* Begin Material for this task *

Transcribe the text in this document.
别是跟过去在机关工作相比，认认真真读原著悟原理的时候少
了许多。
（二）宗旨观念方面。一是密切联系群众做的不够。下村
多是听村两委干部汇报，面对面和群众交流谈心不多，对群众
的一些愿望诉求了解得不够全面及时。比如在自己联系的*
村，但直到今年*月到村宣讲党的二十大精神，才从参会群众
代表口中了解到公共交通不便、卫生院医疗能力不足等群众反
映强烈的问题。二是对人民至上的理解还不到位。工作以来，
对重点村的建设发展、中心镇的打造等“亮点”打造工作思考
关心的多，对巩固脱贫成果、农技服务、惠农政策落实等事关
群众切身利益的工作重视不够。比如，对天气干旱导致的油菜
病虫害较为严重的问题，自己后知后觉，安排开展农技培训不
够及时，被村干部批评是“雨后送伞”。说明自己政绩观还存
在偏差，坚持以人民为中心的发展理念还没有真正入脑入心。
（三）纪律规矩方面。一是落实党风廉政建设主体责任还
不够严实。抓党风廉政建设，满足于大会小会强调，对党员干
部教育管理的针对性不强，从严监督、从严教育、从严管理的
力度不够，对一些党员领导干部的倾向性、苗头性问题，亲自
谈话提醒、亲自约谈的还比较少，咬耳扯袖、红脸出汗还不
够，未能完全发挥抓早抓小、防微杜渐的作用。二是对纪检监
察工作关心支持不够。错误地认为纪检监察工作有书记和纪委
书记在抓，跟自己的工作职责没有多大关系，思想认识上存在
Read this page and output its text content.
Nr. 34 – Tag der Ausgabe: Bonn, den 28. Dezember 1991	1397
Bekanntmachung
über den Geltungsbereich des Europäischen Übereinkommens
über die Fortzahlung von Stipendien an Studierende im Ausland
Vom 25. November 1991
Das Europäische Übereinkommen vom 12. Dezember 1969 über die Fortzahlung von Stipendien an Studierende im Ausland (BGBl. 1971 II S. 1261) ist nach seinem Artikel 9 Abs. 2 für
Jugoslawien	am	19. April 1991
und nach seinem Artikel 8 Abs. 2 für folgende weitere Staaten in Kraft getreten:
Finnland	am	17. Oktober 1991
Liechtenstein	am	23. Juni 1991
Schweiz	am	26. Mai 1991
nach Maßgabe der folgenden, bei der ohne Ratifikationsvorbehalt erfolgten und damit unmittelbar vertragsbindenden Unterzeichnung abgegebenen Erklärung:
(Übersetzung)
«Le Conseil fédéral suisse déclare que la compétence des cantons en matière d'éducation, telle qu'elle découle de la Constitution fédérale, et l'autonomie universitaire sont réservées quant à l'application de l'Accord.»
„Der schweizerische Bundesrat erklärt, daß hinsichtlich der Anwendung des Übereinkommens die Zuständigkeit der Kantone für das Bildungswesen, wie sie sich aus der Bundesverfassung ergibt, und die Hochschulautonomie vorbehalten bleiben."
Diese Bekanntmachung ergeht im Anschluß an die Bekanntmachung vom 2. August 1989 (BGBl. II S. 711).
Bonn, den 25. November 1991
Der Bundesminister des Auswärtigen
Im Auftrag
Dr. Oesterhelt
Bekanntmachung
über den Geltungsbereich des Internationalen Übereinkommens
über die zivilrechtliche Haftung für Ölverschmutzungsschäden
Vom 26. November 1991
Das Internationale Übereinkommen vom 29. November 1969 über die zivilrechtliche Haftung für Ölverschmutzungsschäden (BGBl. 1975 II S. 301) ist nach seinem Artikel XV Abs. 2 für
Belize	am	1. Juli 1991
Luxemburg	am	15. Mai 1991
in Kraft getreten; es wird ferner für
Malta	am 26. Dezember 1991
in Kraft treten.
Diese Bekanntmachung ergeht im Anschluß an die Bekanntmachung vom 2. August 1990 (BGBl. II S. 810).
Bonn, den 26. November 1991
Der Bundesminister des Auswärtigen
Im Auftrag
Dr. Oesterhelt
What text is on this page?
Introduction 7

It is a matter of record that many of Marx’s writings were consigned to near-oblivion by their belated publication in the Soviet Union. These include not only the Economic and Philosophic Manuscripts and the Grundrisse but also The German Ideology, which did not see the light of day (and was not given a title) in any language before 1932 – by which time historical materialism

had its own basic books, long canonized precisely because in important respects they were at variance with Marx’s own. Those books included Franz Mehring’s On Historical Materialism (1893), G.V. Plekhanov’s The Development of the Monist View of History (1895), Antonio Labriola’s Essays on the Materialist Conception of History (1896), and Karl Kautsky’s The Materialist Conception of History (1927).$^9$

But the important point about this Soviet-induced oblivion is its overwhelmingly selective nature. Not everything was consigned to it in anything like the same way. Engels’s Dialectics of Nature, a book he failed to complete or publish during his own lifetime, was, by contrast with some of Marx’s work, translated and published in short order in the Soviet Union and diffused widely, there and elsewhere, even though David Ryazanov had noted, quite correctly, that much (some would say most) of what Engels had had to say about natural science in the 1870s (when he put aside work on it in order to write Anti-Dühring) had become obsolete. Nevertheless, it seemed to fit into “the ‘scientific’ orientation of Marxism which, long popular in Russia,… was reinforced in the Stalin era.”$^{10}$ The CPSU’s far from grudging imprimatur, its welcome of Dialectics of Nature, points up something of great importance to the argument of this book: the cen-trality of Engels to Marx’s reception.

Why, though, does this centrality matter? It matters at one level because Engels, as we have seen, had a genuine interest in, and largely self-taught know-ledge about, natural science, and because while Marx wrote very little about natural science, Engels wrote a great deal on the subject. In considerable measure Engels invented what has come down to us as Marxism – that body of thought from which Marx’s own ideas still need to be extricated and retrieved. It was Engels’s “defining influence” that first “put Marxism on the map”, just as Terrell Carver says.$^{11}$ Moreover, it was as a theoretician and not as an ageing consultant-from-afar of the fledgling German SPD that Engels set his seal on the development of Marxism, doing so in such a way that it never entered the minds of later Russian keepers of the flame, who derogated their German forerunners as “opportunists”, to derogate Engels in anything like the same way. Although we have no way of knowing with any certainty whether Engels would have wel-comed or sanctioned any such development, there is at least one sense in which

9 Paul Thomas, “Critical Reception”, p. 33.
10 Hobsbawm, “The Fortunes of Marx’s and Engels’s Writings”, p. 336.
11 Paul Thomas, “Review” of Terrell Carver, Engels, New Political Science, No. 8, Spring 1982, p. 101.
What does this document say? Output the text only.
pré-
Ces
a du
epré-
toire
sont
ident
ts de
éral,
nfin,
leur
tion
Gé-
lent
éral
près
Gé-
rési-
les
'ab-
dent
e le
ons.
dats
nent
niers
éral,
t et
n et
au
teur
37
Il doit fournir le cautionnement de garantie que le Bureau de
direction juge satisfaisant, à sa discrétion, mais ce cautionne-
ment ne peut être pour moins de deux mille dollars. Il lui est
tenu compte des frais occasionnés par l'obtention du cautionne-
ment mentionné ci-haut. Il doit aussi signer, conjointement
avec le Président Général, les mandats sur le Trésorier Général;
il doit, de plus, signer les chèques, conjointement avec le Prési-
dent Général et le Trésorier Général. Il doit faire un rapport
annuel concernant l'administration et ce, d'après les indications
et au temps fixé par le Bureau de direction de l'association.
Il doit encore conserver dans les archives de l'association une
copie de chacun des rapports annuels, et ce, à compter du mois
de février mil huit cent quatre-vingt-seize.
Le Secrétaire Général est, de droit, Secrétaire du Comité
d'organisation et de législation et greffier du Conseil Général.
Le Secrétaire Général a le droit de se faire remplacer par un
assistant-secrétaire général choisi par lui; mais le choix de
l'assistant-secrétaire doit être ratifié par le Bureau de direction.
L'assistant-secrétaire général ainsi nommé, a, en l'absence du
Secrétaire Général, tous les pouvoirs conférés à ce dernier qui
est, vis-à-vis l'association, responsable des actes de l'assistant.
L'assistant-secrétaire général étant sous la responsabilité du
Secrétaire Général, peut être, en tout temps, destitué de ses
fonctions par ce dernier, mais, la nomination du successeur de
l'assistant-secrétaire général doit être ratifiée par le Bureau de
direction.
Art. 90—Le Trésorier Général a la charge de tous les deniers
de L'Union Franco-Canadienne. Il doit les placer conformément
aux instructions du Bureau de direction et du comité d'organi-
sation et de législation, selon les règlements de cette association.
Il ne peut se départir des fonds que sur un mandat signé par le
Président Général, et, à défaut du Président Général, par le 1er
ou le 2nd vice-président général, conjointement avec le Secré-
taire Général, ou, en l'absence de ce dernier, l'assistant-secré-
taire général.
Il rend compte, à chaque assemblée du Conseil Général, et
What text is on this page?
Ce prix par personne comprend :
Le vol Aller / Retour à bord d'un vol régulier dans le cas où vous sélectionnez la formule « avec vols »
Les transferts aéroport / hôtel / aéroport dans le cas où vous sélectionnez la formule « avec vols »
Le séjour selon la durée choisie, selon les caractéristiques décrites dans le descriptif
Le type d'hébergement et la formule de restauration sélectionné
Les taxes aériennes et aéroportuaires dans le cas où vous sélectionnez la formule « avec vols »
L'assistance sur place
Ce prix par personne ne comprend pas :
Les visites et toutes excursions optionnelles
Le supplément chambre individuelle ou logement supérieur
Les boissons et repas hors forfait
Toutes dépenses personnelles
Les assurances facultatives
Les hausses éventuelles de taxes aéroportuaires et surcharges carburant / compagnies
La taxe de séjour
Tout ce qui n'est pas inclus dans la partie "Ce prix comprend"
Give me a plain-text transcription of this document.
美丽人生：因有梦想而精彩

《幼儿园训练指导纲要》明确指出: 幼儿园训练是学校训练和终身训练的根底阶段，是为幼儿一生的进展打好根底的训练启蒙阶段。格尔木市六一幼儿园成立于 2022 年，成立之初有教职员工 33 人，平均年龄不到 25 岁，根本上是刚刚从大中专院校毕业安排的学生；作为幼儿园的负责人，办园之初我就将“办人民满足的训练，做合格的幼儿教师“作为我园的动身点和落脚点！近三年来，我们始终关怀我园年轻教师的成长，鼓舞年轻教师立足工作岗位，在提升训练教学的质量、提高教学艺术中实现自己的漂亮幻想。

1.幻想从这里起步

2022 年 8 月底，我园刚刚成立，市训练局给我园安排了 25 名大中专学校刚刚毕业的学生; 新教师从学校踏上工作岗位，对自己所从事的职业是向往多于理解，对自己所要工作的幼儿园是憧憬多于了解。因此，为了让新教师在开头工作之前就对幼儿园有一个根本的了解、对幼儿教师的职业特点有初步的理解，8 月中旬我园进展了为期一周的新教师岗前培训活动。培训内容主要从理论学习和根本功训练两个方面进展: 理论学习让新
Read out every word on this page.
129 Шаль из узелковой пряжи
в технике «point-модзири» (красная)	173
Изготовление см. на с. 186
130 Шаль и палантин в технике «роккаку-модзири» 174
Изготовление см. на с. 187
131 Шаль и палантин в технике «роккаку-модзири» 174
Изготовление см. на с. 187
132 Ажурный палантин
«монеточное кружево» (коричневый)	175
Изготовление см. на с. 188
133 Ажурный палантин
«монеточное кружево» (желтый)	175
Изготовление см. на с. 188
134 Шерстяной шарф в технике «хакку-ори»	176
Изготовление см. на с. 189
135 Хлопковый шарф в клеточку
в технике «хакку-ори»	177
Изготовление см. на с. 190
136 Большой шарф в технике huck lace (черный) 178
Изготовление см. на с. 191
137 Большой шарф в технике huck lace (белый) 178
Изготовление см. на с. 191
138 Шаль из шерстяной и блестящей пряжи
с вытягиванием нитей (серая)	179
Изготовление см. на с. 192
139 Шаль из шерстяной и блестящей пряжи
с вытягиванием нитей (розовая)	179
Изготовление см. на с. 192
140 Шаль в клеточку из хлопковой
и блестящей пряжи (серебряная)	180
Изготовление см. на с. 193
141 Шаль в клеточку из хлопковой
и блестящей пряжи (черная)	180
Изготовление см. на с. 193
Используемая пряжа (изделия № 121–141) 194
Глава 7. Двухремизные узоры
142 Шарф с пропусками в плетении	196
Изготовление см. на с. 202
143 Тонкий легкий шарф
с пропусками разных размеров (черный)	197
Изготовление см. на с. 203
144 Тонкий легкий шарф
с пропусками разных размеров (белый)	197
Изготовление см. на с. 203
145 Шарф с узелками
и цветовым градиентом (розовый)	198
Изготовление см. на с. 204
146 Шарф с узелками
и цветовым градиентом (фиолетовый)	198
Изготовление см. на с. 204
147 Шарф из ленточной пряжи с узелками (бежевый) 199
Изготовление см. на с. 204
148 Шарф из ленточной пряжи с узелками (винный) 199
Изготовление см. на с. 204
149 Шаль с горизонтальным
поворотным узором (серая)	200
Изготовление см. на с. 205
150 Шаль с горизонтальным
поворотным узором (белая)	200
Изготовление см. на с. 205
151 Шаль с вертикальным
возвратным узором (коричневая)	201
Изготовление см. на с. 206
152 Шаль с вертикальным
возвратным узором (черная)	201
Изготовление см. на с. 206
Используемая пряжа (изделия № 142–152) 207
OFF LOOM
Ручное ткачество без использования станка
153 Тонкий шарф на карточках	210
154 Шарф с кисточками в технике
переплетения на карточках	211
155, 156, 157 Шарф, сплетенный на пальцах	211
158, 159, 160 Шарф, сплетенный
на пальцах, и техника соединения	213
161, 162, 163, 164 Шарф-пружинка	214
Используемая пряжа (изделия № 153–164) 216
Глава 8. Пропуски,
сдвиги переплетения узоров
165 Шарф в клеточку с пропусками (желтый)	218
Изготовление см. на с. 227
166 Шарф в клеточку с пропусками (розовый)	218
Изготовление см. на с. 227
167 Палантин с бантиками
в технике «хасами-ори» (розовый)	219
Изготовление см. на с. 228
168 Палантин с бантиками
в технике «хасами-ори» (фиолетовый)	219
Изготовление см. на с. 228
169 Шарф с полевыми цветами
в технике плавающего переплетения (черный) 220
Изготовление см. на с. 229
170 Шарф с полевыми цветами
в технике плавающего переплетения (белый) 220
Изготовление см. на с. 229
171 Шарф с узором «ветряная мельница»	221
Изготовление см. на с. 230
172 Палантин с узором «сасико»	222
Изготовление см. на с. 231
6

* End Material for this task *

Short exercise
Reply with only the number of lines in the material above where the string "Diese" appears.

Response to the exercise
2